* _REQUEST_:
Every line of the material that follows must be printed again exactly.

-- start of INFORMATION SUPPLIED --

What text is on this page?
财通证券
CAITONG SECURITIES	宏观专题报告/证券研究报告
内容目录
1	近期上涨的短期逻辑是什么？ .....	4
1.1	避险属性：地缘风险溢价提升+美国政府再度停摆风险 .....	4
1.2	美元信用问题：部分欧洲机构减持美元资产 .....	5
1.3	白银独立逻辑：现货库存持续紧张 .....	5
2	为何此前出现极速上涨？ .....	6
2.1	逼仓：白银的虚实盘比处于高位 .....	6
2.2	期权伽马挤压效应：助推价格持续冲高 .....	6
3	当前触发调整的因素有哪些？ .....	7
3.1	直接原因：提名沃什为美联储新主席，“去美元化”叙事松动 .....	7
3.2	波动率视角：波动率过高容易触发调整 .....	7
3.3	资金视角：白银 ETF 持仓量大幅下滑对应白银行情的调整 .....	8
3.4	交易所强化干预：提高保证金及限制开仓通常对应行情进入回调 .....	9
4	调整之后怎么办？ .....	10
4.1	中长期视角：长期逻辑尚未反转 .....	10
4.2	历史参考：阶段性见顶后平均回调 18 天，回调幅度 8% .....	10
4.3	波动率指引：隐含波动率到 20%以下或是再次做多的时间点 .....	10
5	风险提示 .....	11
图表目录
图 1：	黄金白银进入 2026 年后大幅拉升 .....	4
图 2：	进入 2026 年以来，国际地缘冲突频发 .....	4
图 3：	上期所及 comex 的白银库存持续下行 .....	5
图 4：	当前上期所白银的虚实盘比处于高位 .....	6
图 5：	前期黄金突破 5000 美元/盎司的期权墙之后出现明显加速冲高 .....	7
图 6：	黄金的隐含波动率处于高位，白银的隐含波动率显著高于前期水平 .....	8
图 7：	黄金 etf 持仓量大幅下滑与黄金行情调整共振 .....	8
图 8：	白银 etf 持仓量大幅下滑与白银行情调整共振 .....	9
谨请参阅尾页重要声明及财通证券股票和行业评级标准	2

-- end of INFORMATION SUPPLIED --

* _COMPLETED TASK_:
What text is on this page?
财通证券
CAITONG SECURITIES	宏观专题报告/证券研究报告
内容目录
1	近期上涨的短期逻辑是什么？ .....	4
1.1	避险属性：地缘风险溢价提升+美国政府再度停摆风险 .....	4
1.2	美元信用问题：部分欧洲机构减持美元资产 .....	5
1.3	白银独立逻辑：现货库存持续紧张 .....	5
2	为何此前出现极速上涨？ .....	6
2.1	逼仓：白银的虚实盘比处于高位 .....	6
2.2	期权伽马挤压效应：助推价格持续冲高 .....	6
3	当前触发调整的因素有哪些？ .....	7
3.1	直接原因：提名沃什为美联储新主席，“去美元化”叙事松动 .....	7
3.2	波动率视角：波动率过高容易触发调整 .....	7
3.3	资金视角：白银 ETF 持仓量大幅下滑对应白银行情的调整 .....	8
3.4	交易所强化干预：提高保证金及限制开仓通常对应行情进入回调 .....	9
4	调整之后怎么办？ .....	10
4.1	中长期视角：长期逻辑尚未反转 .....	10
4.2	历史参考：阶段性见顶后平均回调 18 天，回调幅度 8% .....	10
4.3	波动率指引：隐含波动率到 20%以下或是再次做多的时间点 .....	10
5	风险提示 .....	11
图表目录
图 1：	黄金白银进入 2026 年后大幅拉升 .....	4
图 2：	进入 2026 年以来，国际地缘冲突频发 .....	4
图 3：	上期所及 comex 的白银库存持续下行 .....	5
图 4：	当前上期所白银的虚实盘比处于高位 .....	6
图 5：	前期黄金突破 5000 美元/盎司的期权墙之后出现明显加速冲高 .....	7
图 6：	黄金的隐含波动率处于高位，白银的隐含波动率显著高于前期水平 .....	8
图 7：	黄金 etf 持仓量大幅下滑与黄金行情调整共振 .....	8
图 8：	白银 etf 持仓量大幅下滑与白银行情调整共振 .....	9
谨请参阅尾页重要声明及财通证券股票和行业评级标准	2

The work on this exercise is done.